WHAT IS BEING ASKED –
Print the data exactly as it is given, please.
* START DATA FOR THE TASK *
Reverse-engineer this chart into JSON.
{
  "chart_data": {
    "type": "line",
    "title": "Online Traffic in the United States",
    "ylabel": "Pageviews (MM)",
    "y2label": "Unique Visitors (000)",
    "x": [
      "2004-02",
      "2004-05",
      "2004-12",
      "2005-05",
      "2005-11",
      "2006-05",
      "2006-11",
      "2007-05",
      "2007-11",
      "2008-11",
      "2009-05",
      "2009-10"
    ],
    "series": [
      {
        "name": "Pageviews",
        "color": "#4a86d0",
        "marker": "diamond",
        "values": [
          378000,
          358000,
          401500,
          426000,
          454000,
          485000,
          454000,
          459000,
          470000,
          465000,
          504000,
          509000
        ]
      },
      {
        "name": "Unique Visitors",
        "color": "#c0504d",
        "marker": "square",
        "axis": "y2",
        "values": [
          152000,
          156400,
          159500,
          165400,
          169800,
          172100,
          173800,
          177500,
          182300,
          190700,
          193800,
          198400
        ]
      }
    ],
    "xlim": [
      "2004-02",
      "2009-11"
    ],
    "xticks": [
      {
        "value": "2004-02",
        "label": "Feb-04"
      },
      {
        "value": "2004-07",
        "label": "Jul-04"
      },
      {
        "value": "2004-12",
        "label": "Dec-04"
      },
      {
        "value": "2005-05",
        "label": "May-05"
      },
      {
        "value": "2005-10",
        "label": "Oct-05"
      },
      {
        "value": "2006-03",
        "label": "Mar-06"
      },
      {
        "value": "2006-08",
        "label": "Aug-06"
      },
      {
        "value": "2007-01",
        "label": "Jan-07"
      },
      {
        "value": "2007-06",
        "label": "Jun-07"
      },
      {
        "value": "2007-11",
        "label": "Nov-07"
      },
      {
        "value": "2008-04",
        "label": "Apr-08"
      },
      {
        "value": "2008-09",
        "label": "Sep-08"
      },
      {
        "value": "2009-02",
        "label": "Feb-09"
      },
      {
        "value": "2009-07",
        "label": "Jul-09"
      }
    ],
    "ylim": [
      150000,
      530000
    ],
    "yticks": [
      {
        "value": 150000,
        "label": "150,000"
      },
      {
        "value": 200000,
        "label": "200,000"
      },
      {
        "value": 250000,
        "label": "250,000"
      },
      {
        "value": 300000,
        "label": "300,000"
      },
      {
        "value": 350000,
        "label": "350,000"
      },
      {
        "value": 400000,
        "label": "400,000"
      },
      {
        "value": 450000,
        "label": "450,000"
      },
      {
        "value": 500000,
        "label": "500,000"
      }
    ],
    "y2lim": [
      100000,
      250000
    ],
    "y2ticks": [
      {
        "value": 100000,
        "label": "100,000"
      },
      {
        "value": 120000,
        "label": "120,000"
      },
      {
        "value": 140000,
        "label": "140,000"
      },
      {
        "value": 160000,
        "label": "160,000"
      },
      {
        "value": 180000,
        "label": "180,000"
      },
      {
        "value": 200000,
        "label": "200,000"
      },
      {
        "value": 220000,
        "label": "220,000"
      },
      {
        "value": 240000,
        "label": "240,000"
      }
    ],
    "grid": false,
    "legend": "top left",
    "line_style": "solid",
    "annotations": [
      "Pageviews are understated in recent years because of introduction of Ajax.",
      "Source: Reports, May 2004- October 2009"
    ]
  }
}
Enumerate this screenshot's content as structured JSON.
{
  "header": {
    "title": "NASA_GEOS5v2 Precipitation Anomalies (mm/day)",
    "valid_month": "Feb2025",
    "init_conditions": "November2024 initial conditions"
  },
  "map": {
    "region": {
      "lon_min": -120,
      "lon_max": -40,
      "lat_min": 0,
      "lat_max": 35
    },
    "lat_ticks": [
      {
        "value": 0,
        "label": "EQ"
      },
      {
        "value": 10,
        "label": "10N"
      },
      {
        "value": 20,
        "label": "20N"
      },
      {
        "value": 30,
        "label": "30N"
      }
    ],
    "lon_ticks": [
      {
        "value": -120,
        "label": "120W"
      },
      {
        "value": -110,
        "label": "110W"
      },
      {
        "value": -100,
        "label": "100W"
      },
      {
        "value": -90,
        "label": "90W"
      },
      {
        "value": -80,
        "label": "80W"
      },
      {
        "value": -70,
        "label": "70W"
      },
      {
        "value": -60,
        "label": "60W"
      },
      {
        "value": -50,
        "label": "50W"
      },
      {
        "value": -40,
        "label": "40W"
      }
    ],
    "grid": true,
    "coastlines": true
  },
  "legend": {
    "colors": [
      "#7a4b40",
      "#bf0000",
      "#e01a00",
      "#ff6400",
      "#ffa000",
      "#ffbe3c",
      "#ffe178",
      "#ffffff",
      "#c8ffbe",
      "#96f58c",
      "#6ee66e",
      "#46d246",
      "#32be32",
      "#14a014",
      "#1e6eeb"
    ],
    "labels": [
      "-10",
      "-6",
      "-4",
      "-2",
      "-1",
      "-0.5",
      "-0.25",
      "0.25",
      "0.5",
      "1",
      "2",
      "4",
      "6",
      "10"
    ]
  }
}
* END DATA FOR THE TASK *
TASK ANSWER –
Reverse-engineer this chart into JSON.
{
  "chart_data": {
    "type": "line",
    "title": "Online Traffic in the United States",
    "ylabel": "Pageviews (MM)",
    "y2label": "Unique Visitors (000)",
    "x": [
      "2004-02",
      "2004-05",
      "2004-12",
      "2005-05",
      "2005-11",
      "2006-05",
      "2006-11",
      "2007-05",
      "2007-11",
      "2008-11",
      "2009-05",
      "2009-10"
    ],
    "series": [
      {
        "name": "Pageviews",
        "color": "#4a86d0",
        "marker": "diamond",
        "values": [
          378000,
          358000,
          401500,
          426000,
          454000,
          485000,
          454000,
          459000,
          470000,
          465000,
          504000,
          509000
        ]
      },
      {
        "name": "Unique Visitors",
        "color": "#c0504d",
        "marker": "square",
        "axis": "y2",
        "values": [
          152000,
          156400,
          159500,
          165400,
          169800,
          172100,
          173800,
          177500,
          182300,
          190700,
          193800,
          198400
        ]
      }
    ],
    "xlim": [
      "2004-02",
      "2009-11"
    ],
    "xticks": [
      {
        "value": "2004-02",
        "label": "Feb-04"
      },
      {
        "value": "2004-07",
        "label": "Jul-04"
      },
      {
        "value": "2004-12",
        "label": "Dec-04"
      },
      {
        "value": "2005-05",
        "label": "May-05"
      },
      {
        "value": "2005-10",
        "label": "Oct-05"
      },
      {
        "value": "2006-03",
        "label": "Mar-06"
      },
      {
        "value": "2006-08",
        "label": "Aug-06"
      },
      {
        "value": "2007-01",
        "label": "Jan-07"
      },
      {
        "value": "2007-06",
        "label": "Jun-07"
      },
      {
        "value": "2007-11",
        "label": "Nov-07"
      },
      {
        "value": "2008-04",
        "label": "Apr-08"
      },
      {
        "value": "2008-09",
        "label": "Sep-08"
      },
      {
        "value": "2009-02",
        "label": "Feb-09"
      },
      {
        "value": "2009-07",
        "label": "Jul-09"
      }
    ],
    "ylim": [
      150000,
      530000
    ],
    "yticks": [
      {
        "value": 150000,
        "label": "150,000"
      },
      {
        "value": 200000,
        "label": "200,000"
      },
      {
        "value": 250000,
        "label": "250,000"
      },
      {
        "value": 300000,
        "label": "300,000"
      },
      {
        "value": 350000,
        "label": "350,000"
      },
      {
        "value": 400000,
        "label": "400,000"
      },
      {
        "value": 450000,
        "label": "450,000"
      },
      {
        "value": 500000,
        "label": "500,000"
      }
    ],
    "y2lim": [
      100000,
      250000
    ],
    "y2ticks": [
      {
        "value": 100000,
        "label": "100,000"
      },
      {
        "value": 120000,
        "label": "120,000"
      },
      {
        "value": 140000,
        "label": "140,000"
      },
      {
        "value": 160000,
        "label": "160,000"
      },
      {
        "value": 180000,
        "label": "180,000"
      },
      {
        "value": 200000,
        "label": "200,000"
      },
      {
        "value": 220000,
        "label": "220,000"
      },
      {
        "value": 240000,
        "label": "240,000"
      }
    ],
    "grid": false,
    "legend": "top left",
    "line_style": "solid",
    "annotations": [
      "Pageviews are understated in recent years because of introduction of Ajax.",
      "Source: Reports, May 2004- October 2009"
    ]
  }
}
Enumerate this screenshot's content as structured JSON.
{
  "header": {
    "title": "NASA_GEOS5v2 Precipitation Anomalies (mm/day)",
    "valid_month": "Feb2025",
    "init_conditions": "November2024 initial conditions"
  },
  "map": {
    "region": {
      "lon_min": -120,
      "lon_max": -40,
      "lat_min": 0,
      "lat_max": 35
    },
    "lat_ticks": [
      {
        "value": 0,
        "label": "EQ"
      },
      {
        "value": 10,
        "label": "10N"
      },
      {
        "value": 20,
        "label": "20N"
      },
      {
        "value": 30,
        "label": "30N"
      }
    ],
    "lon_ticks": [
      {
        "value": -120,
        "label": "120W"
      },
      {
        "value": -110,
        "label": "110W"
      },
      {
        "value": -100,
        "label": "100W"
      },
      {
        "value": -90,
        "label": "90W"
      },
      {
        "value": -80,
        "label": "80W"
      },
      {
        "value": -70,
        "label": "70W"
      },
      {
        "value": -60,
        "label": "60W"
      },
      {
        "value": -50,
        "label": "50W"
      },
      {
        "value": -40,
        "label": "40W"
      }
    ],
    "grid": true,
    "coastlines": true
  },
  "legend": {
    "colors": [
      "#7a4b40",
      "#bf0000",
      "#e01a00",
      "#ff6400",
      "#ffa000",
      "#ffbe3c",
      "#ffe178",
      "#ffffff",
      "#c8ffbe",
      "#96f58c",
      "#6ee66e",
      "#46d246",
      "#32be32",
      "#14a014",
      "#1e6eeb"
    ],
    "labels": [
      "-10",
      "-6",
      "-4",
      "-2",
      "-1",
      "-0.5",
      "-0.25",
      "0.25",
      "0.5",
      "1",
      "2",
      "4",
      "6",
      "10"
    ]
  }
}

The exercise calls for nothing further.